Your task ▸ Output the material below unchanged, apart from leaving out the pictures.

Dataset entries ▸
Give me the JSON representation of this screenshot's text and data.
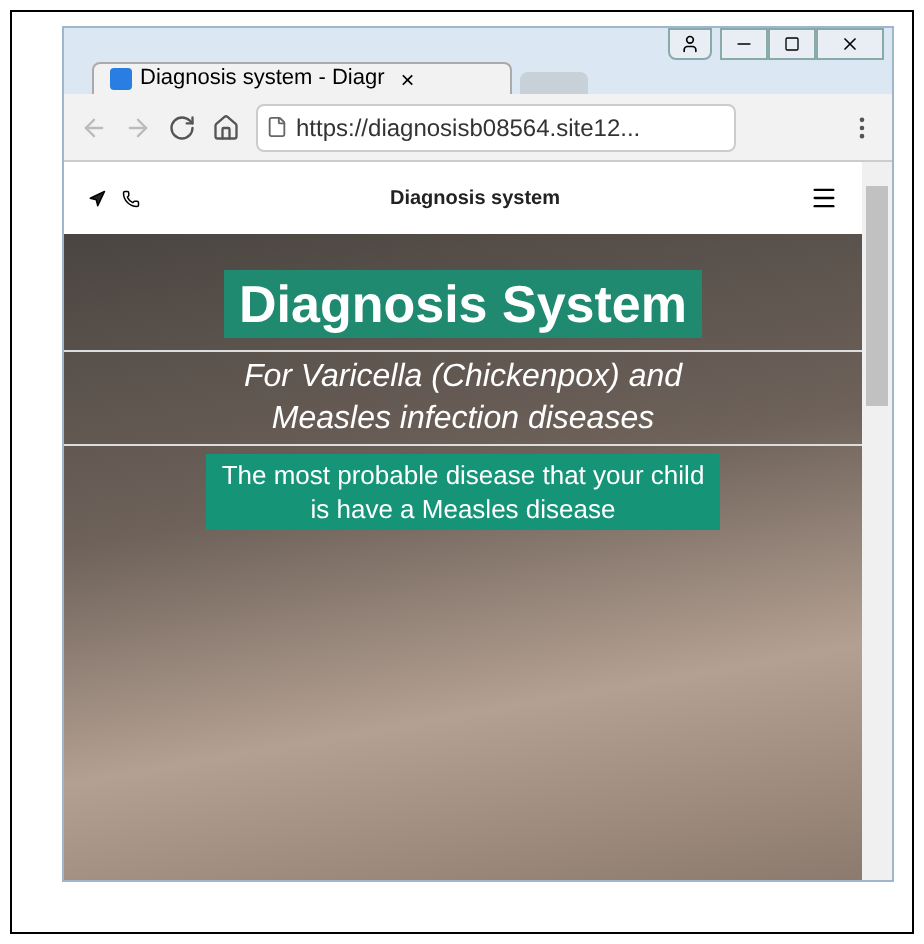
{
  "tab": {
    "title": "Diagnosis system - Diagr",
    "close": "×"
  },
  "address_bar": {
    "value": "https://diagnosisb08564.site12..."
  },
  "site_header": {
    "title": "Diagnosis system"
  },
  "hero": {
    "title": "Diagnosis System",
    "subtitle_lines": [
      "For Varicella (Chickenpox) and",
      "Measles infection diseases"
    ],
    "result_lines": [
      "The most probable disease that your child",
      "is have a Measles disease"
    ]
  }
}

Problem solution ▸
Give me the JSON representation of this screenshot's text and data.
{
  "tab": {
    "title": "Diagnosis system - Diagr",
    "close": "×"
  },
  "address_bar": {
    "value": "https://diagnosisb08564.site12..."
  },
  "site_header": {
    "title": "Diagnosis system"
  },
  "hero": {
    "title": "Diagnosis System",
    "subtitle_lines": [
      "For Varicella (Chickenpox) and",
      "Measles infection diseases"
    ],
    "result_lines": [
      "The most probable disease that your child",
      "is have a Measles disease"
    ]
  }
}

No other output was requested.